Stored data
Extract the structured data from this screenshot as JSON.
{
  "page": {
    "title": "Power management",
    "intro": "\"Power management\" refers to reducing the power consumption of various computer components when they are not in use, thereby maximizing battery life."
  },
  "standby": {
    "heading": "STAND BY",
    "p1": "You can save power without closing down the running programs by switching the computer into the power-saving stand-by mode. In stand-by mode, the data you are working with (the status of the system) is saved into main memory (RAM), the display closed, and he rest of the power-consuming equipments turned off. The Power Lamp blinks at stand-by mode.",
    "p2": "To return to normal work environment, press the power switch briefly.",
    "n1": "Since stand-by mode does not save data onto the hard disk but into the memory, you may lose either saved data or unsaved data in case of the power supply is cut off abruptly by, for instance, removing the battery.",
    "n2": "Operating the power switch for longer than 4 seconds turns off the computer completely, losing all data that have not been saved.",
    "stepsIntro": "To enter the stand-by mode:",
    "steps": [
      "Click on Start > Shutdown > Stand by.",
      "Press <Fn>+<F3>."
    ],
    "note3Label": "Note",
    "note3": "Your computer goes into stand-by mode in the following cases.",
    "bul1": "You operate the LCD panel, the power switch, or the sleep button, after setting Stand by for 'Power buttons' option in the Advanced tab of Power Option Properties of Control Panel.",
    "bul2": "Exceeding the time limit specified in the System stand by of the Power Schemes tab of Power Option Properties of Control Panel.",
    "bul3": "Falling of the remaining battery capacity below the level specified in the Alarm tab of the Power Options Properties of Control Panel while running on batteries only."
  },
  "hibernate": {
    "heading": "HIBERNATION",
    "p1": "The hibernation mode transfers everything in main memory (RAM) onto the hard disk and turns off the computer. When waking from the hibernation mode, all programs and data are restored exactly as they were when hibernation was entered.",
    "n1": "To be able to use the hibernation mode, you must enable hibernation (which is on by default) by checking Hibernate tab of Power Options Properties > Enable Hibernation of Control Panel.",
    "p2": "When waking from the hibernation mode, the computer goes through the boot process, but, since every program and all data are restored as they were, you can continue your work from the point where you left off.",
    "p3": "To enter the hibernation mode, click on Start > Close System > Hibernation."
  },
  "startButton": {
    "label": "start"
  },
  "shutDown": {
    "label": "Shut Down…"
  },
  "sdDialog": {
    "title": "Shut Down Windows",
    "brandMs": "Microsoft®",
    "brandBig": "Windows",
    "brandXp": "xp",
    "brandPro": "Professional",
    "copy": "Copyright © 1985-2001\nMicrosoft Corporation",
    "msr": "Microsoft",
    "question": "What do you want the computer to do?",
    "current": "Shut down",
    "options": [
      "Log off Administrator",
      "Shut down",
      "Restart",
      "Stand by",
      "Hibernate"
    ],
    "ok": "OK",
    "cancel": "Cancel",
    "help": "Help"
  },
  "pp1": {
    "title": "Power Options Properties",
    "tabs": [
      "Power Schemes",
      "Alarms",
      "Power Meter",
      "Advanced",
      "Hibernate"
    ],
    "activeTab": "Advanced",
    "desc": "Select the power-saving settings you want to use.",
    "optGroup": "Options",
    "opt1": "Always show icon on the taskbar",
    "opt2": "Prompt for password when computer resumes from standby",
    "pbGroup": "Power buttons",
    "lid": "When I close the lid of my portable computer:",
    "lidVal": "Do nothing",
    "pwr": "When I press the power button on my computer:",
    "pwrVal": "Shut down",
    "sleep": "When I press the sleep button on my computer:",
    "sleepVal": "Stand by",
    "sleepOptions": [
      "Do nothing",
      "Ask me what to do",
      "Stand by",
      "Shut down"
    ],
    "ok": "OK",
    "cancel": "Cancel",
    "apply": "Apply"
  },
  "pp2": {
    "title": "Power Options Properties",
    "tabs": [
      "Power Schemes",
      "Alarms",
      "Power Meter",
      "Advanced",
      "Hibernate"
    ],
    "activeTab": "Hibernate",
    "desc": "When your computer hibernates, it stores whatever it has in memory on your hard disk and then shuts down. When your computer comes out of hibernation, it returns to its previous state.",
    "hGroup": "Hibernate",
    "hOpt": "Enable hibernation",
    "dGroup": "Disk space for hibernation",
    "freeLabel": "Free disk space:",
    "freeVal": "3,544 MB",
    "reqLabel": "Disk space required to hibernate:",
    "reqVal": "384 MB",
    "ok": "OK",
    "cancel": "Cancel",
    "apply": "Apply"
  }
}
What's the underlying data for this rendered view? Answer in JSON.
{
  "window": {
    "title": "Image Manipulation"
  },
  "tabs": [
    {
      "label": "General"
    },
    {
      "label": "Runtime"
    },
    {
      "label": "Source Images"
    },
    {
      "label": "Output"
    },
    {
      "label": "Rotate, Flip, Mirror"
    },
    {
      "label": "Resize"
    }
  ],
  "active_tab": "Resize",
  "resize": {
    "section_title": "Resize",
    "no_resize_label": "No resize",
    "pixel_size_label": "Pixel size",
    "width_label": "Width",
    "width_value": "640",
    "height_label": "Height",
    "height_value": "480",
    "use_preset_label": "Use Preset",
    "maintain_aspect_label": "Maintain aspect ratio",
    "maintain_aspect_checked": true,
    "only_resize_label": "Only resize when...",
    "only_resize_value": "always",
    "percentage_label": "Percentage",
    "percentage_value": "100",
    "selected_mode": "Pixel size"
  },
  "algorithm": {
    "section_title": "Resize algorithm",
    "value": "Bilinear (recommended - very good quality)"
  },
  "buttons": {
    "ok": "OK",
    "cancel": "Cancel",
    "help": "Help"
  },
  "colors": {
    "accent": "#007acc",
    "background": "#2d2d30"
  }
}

_What needs to be done_: List the lines of the material in which the word "this" occurs.

_Worked solution_:
Extract the structured data from this screenshot as JSON.
What's the underlying data for this rendered view? Answer in JSON.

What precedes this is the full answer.